▶ [Your task]
Check every line of the entries below for the word "curve", and copy the ones that have it.

▶ [Input rows]
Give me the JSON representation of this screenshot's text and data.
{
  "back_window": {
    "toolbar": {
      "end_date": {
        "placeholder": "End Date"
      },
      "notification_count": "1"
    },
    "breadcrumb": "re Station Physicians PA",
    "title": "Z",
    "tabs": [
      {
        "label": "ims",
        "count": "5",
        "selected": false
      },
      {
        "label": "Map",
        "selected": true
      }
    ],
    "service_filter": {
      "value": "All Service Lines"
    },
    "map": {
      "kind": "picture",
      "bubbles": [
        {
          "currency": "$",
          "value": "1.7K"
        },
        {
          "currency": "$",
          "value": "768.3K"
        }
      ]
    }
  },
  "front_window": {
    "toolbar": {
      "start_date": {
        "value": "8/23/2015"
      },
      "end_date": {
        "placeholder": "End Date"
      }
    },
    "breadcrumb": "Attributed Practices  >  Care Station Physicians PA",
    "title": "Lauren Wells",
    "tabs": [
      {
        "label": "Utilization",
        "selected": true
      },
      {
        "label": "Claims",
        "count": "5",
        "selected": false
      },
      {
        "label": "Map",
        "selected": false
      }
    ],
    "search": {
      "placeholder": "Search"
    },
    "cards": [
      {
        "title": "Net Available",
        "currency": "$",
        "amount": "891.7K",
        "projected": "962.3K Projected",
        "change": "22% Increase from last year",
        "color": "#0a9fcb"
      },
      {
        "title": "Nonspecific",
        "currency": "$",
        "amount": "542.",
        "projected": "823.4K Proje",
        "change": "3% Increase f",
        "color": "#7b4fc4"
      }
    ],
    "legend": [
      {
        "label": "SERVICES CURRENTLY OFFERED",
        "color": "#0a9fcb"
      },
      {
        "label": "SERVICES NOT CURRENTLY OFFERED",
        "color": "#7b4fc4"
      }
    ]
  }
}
---
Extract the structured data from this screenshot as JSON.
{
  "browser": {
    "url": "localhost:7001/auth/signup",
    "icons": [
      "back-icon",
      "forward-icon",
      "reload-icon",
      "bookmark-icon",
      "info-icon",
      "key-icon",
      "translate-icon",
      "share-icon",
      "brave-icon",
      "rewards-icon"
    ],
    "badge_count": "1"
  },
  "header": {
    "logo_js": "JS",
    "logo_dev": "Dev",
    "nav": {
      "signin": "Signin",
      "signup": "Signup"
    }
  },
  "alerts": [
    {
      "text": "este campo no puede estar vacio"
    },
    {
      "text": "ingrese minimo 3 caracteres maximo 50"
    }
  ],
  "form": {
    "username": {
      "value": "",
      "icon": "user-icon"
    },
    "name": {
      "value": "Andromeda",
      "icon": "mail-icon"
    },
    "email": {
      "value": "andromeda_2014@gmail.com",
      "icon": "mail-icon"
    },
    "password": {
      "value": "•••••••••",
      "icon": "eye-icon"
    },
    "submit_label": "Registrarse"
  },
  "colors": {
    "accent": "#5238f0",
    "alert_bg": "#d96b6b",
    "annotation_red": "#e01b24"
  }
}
...
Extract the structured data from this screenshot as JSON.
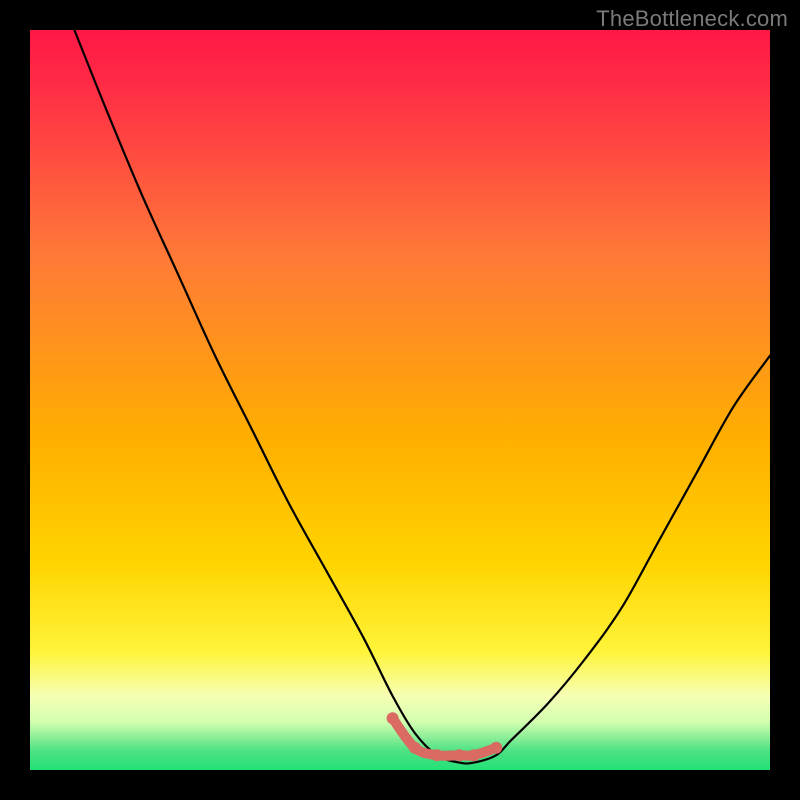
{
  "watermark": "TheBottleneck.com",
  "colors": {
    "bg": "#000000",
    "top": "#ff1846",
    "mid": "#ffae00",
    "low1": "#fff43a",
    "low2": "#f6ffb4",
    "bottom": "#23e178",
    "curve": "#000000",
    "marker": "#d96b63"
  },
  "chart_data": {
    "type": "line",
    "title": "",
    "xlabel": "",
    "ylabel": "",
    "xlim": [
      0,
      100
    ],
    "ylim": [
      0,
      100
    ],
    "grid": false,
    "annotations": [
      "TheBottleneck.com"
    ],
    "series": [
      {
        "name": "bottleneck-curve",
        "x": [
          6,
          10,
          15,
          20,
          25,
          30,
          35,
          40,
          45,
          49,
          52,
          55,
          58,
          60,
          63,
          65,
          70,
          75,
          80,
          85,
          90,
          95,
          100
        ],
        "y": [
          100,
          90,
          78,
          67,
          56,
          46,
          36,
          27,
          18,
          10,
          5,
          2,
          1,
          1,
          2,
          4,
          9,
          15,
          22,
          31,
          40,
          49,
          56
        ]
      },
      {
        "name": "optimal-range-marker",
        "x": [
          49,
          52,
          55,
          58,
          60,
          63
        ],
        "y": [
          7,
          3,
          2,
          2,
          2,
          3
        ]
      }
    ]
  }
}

▶ [The result]
    "curve": "#000000",
        "name": "bottleneck-curve",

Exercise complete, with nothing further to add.